Some records
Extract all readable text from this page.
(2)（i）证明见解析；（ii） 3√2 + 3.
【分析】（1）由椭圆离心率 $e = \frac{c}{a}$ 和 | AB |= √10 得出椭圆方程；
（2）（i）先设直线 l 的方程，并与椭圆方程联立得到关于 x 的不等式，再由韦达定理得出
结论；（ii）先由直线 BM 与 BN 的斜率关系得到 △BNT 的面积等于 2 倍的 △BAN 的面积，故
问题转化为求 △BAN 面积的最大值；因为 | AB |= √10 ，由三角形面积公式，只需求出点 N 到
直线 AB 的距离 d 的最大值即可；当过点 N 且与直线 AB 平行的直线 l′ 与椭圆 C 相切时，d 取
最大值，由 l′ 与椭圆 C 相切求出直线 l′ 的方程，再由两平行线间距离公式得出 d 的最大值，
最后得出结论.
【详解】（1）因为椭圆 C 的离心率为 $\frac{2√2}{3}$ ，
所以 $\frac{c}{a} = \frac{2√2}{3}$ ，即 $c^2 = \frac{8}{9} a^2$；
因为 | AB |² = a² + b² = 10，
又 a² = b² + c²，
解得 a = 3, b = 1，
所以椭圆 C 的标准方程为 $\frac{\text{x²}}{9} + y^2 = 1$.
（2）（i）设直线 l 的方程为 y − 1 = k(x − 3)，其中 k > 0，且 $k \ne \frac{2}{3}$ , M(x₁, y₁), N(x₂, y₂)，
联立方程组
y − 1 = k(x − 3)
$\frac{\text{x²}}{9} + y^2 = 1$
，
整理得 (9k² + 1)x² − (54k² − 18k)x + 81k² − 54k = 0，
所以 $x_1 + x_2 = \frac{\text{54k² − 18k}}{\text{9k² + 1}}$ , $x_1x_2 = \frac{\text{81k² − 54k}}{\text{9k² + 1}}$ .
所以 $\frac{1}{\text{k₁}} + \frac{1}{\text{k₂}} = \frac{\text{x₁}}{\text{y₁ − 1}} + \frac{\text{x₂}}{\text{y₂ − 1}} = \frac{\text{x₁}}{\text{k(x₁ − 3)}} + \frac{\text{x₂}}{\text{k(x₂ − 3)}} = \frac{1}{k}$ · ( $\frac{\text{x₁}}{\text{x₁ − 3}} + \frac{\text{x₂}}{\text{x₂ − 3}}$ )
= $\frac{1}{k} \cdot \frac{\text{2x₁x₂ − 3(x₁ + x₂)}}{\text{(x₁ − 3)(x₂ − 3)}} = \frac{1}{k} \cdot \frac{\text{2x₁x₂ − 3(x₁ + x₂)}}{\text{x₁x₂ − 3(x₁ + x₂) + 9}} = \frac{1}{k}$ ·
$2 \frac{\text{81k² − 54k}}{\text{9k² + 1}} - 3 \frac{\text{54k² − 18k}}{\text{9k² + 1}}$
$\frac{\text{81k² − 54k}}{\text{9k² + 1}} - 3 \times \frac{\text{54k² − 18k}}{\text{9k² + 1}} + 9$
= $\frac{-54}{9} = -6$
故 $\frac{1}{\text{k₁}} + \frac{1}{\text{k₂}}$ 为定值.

• Your objective: Extract the whole listing, character for character.

• Result of the task:
Extract all readable text from this page.
(2)（i）证明见解析；（ii） 3√2 + 3.
【分析】（1）由椭圆离心率 $e = \frac{c}{a}$ 和 | AB |= √10 得出椭圆方程；
（2）（i）先设直线 l 的方程，并与椭圆方程联立得到关于 x 的不等式，再由韦达定理得出
结论；（ii）先由直线 BM 与 BN 的斜率关系得到 △BNT 的面积等于 2 倍的 △BAN 的面积，故
问题转化为求 △BAN 面积的最大值；因为 | AB |= √10 ，由三角形面积公式，只需求出点 N 到
直线 AB 的距离 d 的最大值即可；当过点 N 且与直线 AB 平行的直线 l′ 与椭圆 C 相切时，d 取
最大值，由 l′ 与椭圆 C 相切求出直线 l′ 的方程，再由两平行线间距离公式得出 d 的最大值，
最后得出结论.
【详解】（1）因为椭圆 C 的离心率为 $\frac{2√2}{3}$ ，
所以 $\frac{c}{a} = \frac{2√2}{3}$ ，即 $c^2 = \frac{8}{9} a^2$；
因为 | AB |² = a² + b² = 10，
又 a² = b² + c²，
解得 a = 3, b = 1，
所以椭圆 C 的标准方程为 $\frac{\text{x²}}{9} + y^2 = 1$.
（2）（i）设直线 l 的方程为 y − 1 = k(x − 3)，其中 k > 0，且 $k \ne \frac{2}{3}$ , M(x₁, y₁), N(x₂, y₂)，
联立方程组
y − 1 = k(x − 3)
$\frac{\text{x²}}{9} + y^2 = 1$
，
整理得 (9k² + 1)x² − (54k² − 18k)x + 81k² − 54k = 0，
所以 $x_1 + x_2 = \frac{\text{54k² − 18k}}{\text{9k² + 1}}$ , $x_1x_2 = \frac{\text{81k² − 54k}}{\text{9k² + 1}}$ .
所以 $\frac{1}{\text{k₁}} + \frac{1}{\text{k₂}} = \frac{\text{x₁}}{\text{y₁ − 1}} + \frac{\text{x₂}}{\text{y₂ − 1}} = \frac{\text{x₁}}{\text{k(x₁ − 3)}} + \frac{\text{x₂}}{\text{k(x₂ − 3)}} = \frac{1}{k}$ · ( $\frac{\text{x₁}}{\text{x₁ − 3}} + \frac{\text{x₂}}{\text{x₂ − 3}}$ )
= $\frac{1}{k} \cdot \frac{\text{2x₁x₂ − 3(x₁ + x₂)}}{\text{(x₁ − 3)(x₂ − 3)}} = \frac{1}{k} \cdot \frac{\text{2x₁x₂ − 3(x₁ + x₂)}}{\text{x₁x₂ − 3(x₁ + x₂) + 9}} = \frac{1}{k}$ ·
$2 \frac{\text{81k² − 54k}}{\text{9k² + 1}} - 3 \frac{\text{54k² − 18k}}{\text{9k² + 1}}$
$\frac{\text{81k² − 54k}}{\text{9k² + 1}} - 3 \times \frac{\text{54k² − 18k}}{\text{9k² + 1}} + 9$
= $\frac{-54}{9} = -6$
故 $\frac{1}{\text{k₁}} + \frac{1}{\text{k₂}}$ 为定值.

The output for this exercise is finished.